**PROBLEM DETAILS**
Give back the full listing verbatim, apart from its images.

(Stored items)
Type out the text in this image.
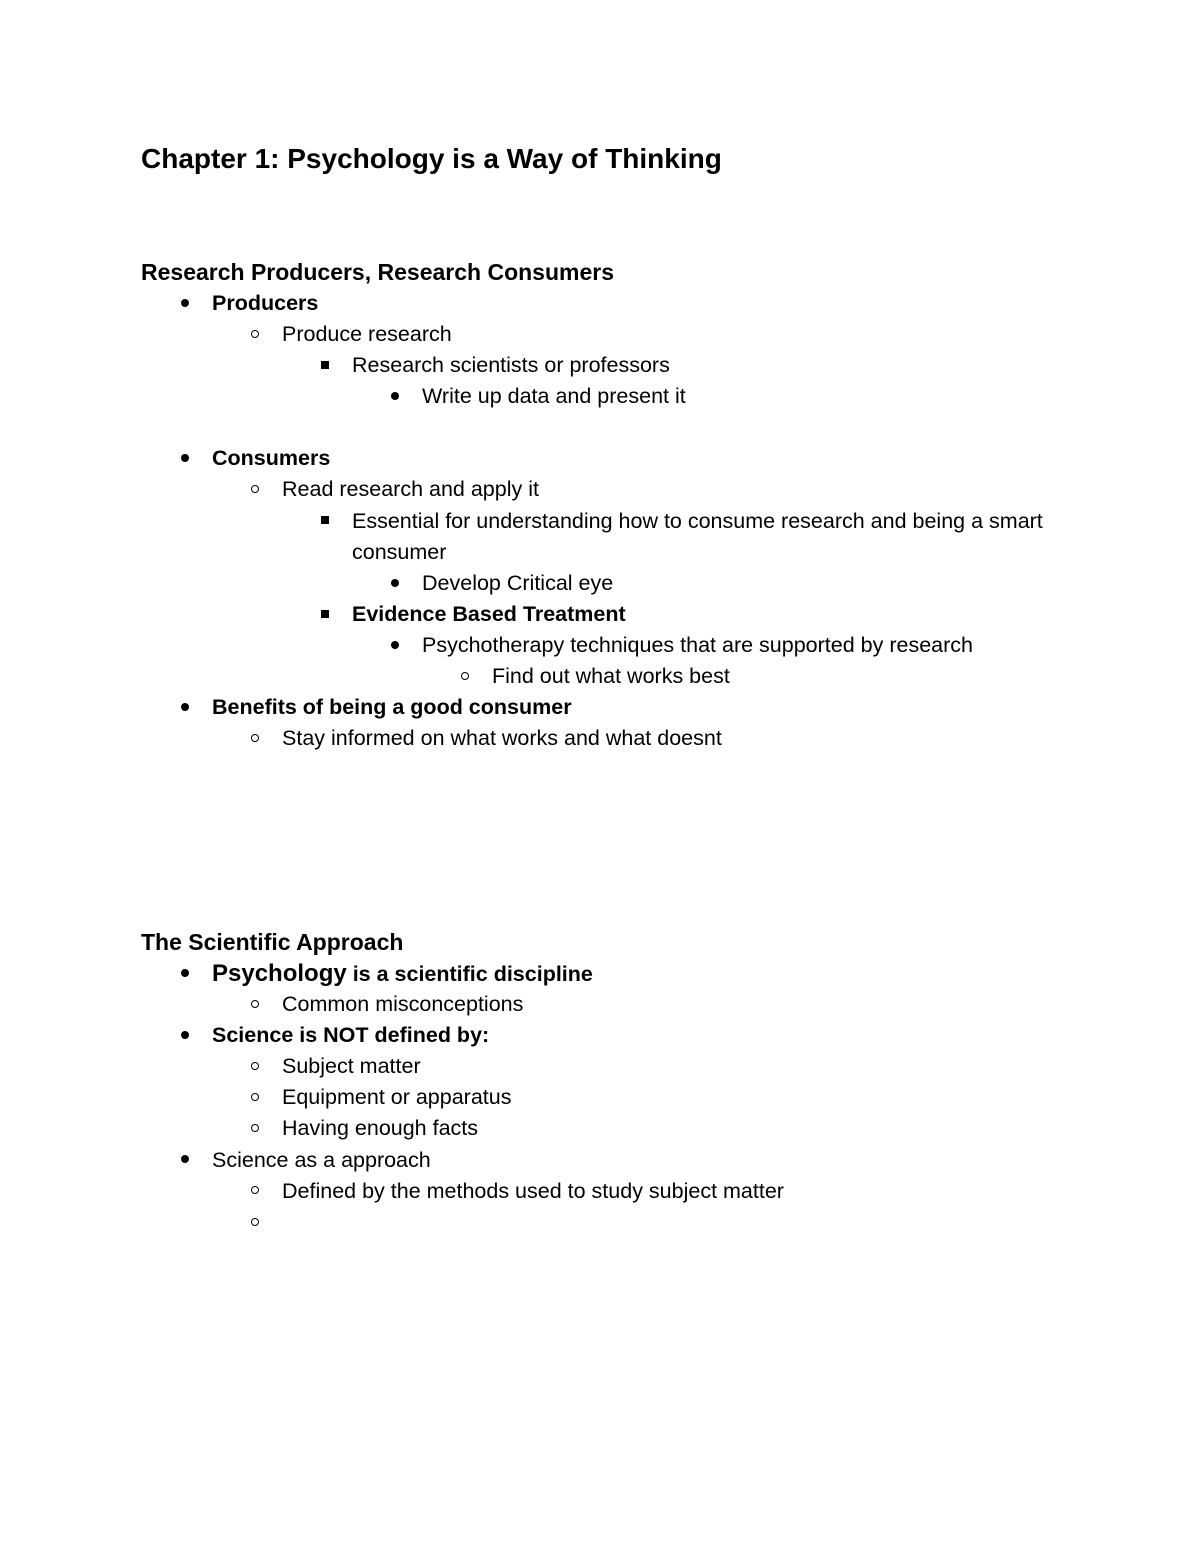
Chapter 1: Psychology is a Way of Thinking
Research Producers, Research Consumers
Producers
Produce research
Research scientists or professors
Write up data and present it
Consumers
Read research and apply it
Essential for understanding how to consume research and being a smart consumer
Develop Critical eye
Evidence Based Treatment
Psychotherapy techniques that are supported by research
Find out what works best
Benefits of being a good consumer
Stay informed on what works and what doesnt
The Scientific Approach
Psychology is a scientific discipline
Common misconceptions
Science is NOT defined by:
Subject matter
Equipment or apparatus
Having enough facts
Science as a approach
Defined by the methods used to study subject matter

**EXERCISE RESPONSE**
Type out the text in this image.
Chapter 1: Psychology is a Way of Thinking
Research Producers, Research Consumers
Producers
Produce research
Research scientists or professors
Write up data and present it
Consumers
Read research and apply it
Essential for understanding how to consume research and being a smart consumer
Develop Critical eye
Evidence Based Treatment
Psychotherapy techniques that are supported by research
Find out what works best
Benefits of being a good consumer
Stay informed on what works and what doesnt
The Scientific Approach
Psychology is a scientific discipline
Common misconceptions
Science is NOT defined by:
Subject matter
Equipment or apparatus
Having enough facts
Science as a approach
Defined by the methods used to study subject matter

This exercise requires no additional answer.